Short exercise:
All entries must be extracted exactly, with nothing added or dropped.
_____
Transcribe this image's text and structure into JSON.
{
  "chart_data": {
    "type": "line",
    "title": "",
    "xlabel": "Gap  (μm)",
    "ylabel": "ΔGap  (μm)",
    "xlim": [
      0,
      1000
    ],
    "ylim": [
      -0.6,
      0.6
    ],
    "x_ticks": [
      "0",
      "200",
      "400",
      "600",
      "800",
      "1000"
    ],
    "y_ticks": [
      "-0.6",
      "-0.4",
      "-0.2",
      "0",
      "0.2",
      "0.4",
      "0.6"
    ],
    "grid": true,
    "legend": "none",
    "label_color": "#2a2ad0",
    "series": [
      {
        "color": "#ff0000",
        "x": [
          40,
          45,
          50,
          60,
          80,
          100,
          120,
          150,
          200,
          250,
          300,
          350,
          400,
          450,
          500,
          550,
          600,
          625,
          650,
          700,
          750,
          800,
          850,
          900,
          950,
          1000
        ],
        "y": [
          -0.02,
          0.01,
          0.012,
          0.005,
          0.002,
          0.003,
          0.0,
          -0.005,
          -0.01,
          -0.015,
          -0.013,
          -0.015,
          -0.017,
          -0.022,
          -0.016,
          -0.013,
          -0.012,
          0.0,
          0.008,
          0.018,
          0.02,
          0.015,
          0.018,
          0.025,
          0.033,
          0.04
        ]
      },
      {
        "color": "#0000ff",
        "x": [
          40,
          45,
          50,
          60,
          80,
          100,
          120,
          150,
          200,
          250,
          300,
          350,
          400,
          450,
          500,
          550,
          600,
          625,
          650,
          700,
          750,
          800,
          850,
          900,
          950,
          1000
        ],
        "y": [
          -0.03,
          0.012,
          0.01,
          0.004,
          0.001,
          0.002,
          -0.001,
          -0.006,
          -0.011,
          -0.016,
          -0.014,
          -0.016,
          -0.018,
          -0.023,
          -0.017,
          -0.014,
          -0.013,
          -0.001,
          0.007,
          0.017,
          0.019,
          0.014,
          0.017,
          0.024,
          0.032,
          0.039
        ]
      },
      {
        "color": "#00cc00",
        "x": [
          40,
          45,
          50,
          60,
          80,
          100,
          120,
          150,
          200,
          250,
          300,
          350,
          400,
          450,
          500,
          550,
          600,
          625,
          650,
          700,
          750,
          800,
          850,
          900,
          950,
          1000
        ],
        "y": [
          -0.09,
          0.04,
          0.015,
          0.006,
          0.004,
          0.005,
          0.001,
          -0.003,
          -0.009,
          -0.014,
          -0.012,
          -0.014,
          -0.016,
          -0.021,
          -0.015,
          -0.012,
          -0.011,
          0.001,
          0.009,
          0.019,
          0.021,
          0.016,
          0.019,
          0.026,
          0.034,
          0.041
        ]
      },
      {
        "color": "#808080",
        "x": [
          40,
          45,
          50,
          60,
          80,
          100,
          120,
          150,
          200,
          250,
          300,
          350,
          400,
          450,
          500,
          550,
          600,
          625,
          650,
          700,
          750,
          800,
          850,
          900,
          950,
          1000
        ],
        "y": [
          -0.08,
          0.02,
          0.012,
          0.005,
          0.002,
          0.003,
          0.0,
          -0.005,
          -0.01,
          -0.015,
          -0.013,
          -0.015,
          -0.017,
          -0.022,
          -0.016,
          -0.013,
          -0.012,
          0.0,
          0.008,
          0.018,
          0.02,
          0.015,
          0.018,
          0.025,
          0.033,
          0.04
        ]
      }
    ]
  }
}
_____
Solution to the exercise:
Transcribe this image's text and structure into JSON.
{
  "chart_data": {
    "type": "line",
    "title": "",
    "xlabel": "Gap  (μm)",
    "ylabel": "ΔGap  (μm)",
    "xlim": [
      0,
      1000
    ],
    "ylim": [
      -0.6,
      0.6
    ],
    "x_ticks": [
      "0",
      "200",
      "400",
      "600",
      "800",
      "1000"
    ],
    "y_ticks": [
      "-0.6",
      "-0.4",
      "-0.2",
      "0",
      "0.2",
      "0.4",
      "0.6"
    ],
    "grid": true,
    "legend": "none",
    "label_color": "#2a2ad0",
    "series": [
      {
        "color": "#ff0000",
        "x": [
          40,
          45,
          50,
          60,
          80,
          100,
          120,
          150,
          200,
          250,
          300,
          350,
          400,
          450,
          500,
          550,
          600,
          625,
          650,
          700,
          750,
          800,
          850,
          900,
          950,
          1000
        ],
        "y": [
          -0.02,
          0.01,
          0.012,
          0.005,
          0.002,
          0.003,
          0.0,
          -0.005,
          -0.01,
          -0.015,
          -0.013,
          -0.015,
          -0.017,
          -0.022,
          -0.016,
          -0.013,
          -0.012,
          0.0,
          0.008,
          0.018,
          0.02,
          0.015,
          0.018,
          0.025,
          0.033,
          0.04
        ]
      },
      {
        "color": "#0000ff",
        "x": [
          40,
          45,
          50,
          60,
          80,
          100,
          120,
          150,
          200,
          250,
          300,
          350,
          400,
          450,
          500,
          550,
          600,
          625,
          650,
          700,
          750,
          800,
          850,
          900,
          950,
          1000
        ],
        "y": [
          -0.03,
          0.012,
          0.01,
          0.004,
          0.001,
          0.002,
          -0.001,
          -0.006,
          -0.011,
          -0.016,
          -0.014,
          -0.016,
          -0.018,
          -0.023,
          -0.017,
          -0.014,
          -0.013,
          -0.001,
          0.007,
          0.017,
          0.019,
          0.014,
          0.017,
          0.024,
          0.032,
          0.039
        ]
      },
      {
        "color": "#00cc00",
        "x": [
          40,
          45,
          50,
          60,
          80,
          100,
          120,
          150,
          200,
          250,
          300,
          350,
          400,
          450,
          500,
          550,
          600,
          625,
          650,
          700,
          750,
          800,
          850,
          900,
          950,
          1000
        ],
        "y": [
          -0.09,
          0.04,
          0.015,
          0.006,
          0.004,
          0.005,
          0.001,
          -0.003,
          -0.009,
          -0.014,
          -0.012,
          -0.014,
          -0.016,
          -0.021,
          -0.015,
          -0.012,
          -0.011,
          0.001,
          0.009,
          0.019,
          0.021,
          0.016,
          0.019,
          0.026,
          0.034,
          0.041
        ]
      },
      {
        "color": "#808080",
        "x": [
          40,
          45,
          50,
          60,
          80,
          100,
          120,
          150,
          200,
          250,
          300,
          350,
          400,
          450,
          500,
          550,
          600,
          625,
          650,
          700,
          750,
          800,
          850,
          900,
          950,
          1000
        ],
        "y": [
          -0.08,
          0.02,
          0.012,
          0.005,
          0.002,
          0.003,
          0.0,
          -0.005,
          -0.01,
          -0.015,
          -0.013,
          -0.015,
          -0.017,
          -0.022,
          -0.016,
          -0.013,
          -0.012,
          0.0,
          0.008,
          0.018,
          0.02,
          0.015,
          0.018,
          0.025,
          0.033,
          0.04
        ]
      }
    ]
  }
}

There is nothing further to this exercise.